Print every record below exactly as written.

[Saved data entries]
────────

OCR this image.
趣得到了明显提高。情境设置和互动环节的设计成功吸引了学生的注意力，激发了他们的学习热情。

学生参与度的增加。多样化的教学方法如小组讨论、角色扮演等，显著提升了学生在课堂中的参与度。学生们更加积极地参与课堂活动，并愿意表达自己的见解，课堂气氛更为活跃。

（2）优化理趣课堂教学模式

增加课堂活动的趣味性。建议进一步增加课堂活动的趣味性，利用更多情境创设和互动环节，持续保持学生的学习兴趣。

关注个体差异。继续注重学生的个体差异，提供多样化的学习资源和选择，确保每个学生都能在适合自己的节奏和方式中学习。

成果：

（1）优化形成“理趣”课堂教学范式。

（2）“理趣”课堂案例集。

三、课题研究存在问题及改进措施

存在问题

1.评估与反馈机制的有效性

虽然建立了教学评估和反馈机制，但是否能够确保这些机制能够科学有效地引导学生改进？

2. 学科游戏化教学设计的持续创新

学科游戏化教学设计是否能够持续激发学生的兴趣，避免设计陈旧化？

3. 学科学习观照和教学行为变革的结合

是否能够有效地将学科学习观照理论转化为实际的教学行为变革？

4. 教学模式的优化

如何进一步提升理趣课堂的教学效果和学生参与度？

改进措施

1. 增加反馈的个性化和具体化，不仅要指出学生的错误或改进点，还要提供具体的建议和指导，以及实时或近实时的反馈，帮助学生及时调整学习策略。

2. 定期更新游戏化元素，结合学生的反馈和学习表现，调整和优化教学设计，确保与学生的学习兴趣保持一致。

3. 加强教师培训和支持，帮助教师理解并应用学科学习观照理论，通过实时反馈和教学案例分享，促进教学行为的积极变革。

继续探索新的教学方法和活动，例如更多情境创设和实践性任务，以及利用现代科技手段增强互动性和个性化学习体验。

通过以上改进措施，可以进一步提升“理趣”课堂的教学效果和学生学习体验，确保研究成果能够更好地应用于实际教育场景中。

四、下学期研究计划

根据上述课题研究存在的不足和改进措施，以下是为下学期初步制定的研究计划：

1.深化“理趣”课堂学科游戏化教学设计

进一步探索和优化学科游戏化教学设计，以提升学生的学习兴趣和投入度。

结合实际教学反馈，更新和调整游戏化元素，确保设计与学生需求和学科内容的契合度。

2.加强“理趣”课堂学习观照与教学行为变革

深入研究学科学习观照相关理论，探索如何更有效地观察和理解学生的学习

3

────────

■ **Result of this exercise**:
OCR this image.
趣得到了明显提高。情境设置和互动环节的设计成功吸引了学生的注意力，激发了他们的学习热情。

学生参与度的增加。多样化的教学方法如小组讨论、角色扮演等，显著提升了学生在课堂中的参与度。学生们更加积极地参与课堂活动，并愿意表达自己的见解，课堂气氛更为活跃。

（2）优化理趣课堂教学模式

增加课堂活动的趣味性。建议进一步增加课堂活动的趣味性，利用更多情境创设和互动环节，持续保持学生的学习兴趣。

关注个体差异。继续注重学生的个体差异，提供多样化的学习资源和选择，确保每个学生都能在适合自己的节奏和方式中学习。

成果：

（1）优化形成“理趣”课堂教学范式。

（2）“理趣”课堂案例集。

三、课题研究存在问题及改进措施

存在问题

1.评估与反馈机制的有效性

虽然建立了教学评估和反馈机制，但是否能够确保这些机制能够科学有效地引导学生改进？

2. 学科游戏化教学设计的持续创新

学科游戏化教学设计是否能够持续激发学生的兴趣，避免设计陈旧化？

3. 学科学习观照和教学行为变革的结合

是否能够有效地将学科学习观照理论转化为实际的教学行为变革？

4. 教学模式的优化

如何进一步提升理趣课堂的教学效果和学生参与度？

改进措施

1. 增加反馈的个性化和具体化，不仅要指出学生的错误或改进点，还要提供具体的建议和指导，以及实时或近实时的反馈，帮助学生及时调整学习策略。

2. 定期更新游戏化元素，结合学生的反馈和学习表现，调整和优化教学设计，确保与学生的学习兴趣保持一致。

3. 加强教师培训和支持，帮助教师理解并应用学科学习观照理论，通过实时反馈和教学案例分享，促进教学行为的积极变革。

继续探索新的教学方法和活动，例如更多情境创设和实践性任务，以及利用现代科技手段增强互动性和个性化学习体验。

通过以上改进措施，可以进一步提升“理趣”课堂的教学效果和学生学习体验，确保研究成果能够更好地应用于实际教育场景中。

四、下学期研究计划

根据上述课题研究存在的不足和改进措施，以下是为下学期初步制定的研究计划：

1.深化“理趣”课堂学科游戏化教学设计

进一步探索和优化学科游戏化教学设计，以提升学生的学习兴趣和投入度。

结合实际教学反馈，更新和调整游戏化元素，确保设计与学生需求和学科内容的契合度。

2.加强“理趣”课堂学习观照与教学行为变革

深入研究学科学习观照相关理论，探索如何更有效地观察和理解学生的学习

3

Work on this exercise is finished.